- To be done: Every record should be written out exactly, please.

- Record set:
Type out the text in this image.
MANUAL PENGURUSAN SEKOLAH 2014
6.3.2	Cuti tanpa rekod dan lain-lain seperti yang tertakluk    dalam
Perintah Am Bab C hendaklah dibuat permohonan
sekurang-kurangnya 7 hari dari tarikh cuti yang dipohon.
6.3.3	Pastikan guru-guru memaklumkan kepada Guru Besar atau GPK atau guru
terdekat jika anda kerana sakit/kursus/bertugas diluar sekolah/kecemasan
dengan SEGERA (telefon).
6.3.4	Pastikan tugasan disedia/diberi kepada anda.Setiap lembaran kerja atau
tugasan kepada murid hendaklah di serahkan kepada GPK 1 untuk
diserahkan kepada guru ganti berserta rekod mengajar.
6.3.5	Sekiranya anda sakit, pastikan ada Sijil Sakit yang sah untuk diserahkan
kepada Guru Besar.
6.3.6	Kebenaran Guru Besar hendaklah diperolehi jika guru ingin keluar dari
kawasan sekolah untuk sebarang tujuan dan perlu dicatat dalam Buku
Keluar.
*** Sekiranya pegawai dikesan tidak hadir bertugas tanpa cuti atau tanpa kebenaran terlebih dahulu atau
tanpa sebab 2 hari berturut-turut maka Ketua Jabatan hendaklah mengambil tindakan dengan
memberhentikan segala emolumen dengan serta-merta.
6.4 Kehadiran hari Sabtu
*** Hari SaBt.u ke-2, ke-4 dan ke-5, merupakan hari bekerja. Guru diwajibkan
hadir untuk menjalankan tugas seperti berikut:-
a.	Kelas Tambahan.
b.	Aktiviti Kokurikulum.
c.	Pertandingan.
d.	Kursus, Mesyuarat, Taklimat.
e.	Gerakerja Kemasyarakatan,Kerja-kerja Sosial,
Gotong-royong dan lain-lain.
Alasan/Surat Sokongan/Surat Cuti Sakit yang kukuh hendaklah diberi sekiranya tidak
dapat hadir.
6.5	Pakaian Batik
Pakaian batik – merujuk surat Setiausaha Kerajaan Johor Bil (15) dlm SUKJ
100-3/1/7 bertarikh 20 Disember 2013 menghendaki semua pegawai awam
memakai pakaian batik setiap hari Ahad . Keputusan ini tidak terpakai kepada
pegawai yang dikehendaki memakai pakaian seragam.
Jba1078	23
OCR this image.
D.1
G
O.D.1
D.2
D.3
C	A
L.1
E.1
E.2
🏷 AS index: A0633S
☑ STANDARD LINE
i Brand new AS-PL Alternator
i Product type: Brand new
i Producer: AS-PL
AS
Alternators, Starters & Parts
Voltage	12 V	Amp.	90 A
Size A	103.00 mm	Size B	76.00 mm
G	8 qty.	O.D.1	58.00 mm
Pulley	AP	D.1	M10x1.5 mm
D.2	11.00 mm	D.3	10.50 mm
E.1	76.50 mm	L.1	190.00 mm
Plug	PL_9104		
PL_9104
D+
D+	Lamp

- Exercise result:
Type out the text in this image.
MANUAL PENGURUSAN SEKOLAH 2014
6.3.2	Cuti tanpa rekod dan lain-lain seperti yang tertakluk    dalam
Perintah Am Bab C hendaklah dibuat permohonan
sekurang-kurangnya 7 hari dari tarikh cuti yang dipohon.
6.3.3	Pastikan guru-guru memaklumkan kepada Guru Besar atau GPK atau guru
terdekat jika anda kerana sakit/kursus/bertugas diluar sekolah/kecemasan
dengan SEGERA (telefon).
6.3.4	Pastikan tugasan disedia/diberi kepada anda.Setiap lembaran kerja atau
tugasan kepada murid hendaklah di serahkan kepada GPK 1 untuk
diserahkan kepada guru ganti berserta rekod mengajar.
6.3.5	Sekiranya anda sakit, pastikan ada Sijil Sakit yang sah untuk diserahkan
kepada Guru Besar.
6.3.6	Kebenaran Guru Besar hendaklah diperolehi jika guru ingin keluar dari
kawasan sekolah untuk sebarang tujuan dan perlu dicatat dalam Buku
Keluar.
*** Sekiranya pegawai dikesan tidak hadir bertugas tanpa cuti atau tanpa kebenaran terlebih dahulu atau
tanpa sebab 2 hari berturut-turut maka Ketua Jabatan hendaklah mengambil tindakan dengan
memberhentikan segala emolumen dengan serta-merta.
6.4 Kehadiran hari Sabtu
*** Hari SaBt.u ke-2, ke-4 dan ke-5, merupakan hari bekerja. Guru diwajibkan
hadir untuk menjalankan tugas seperti berikut:-
a.	Kelas Tambahan.
b.	Aktiviti Kokurikulum.
c.	Pertandingan.
d.	Kursus, Mesyuarat, Taklimat.
e.	Gerakerja Kemasyarakatan,Kerja-kerja Sosial,
Gotong-royong dan lain-lain.
Alasan/Surat Sokongan/Surat Cuti Sakit yang kukuh hendaklah diberi sekiranya tidak
dapat hadir.
6.5	Pakaian Batik
Pakaian batik – merujuk surat Setiausaha Kerajaan Johor Bil (15) dlm SUKJ
100-3/1/7 bertarikh 20 Disember 2013 menghendaki semua pegawai awam
memakai pakaian batik setiap hari Ahad . Keputusan ini tidak terpakai kepada
pegawai yang dikehendaki memakai pakaian seragam.
Jba1078	23
OCR this image.
D.1
G
O.D.1
D.2
D.3
C	A
L.1
E.1
E.2
🏷 AS index: A0633S
☑ STANDARD LINE
i Brand new AS-PL Alternator
i Product type: Brand new
i Producer: AS-PL
AS
Alternators, Starters & Parts
Voltage	12 V	Amp.	90 A
Size A	103.00 mm	Size B	76.00 mm
G	8 qty.	O.D.1	58.00 mm
Pulley	AP	D.1	M10x1.5 mm
D.2	11.00 mm	D.3	10.50 mm
E.1	76.50 mm	L.1	190.00 mm
Plug	PL_9104		
PL_9104
D+
D+	Lamp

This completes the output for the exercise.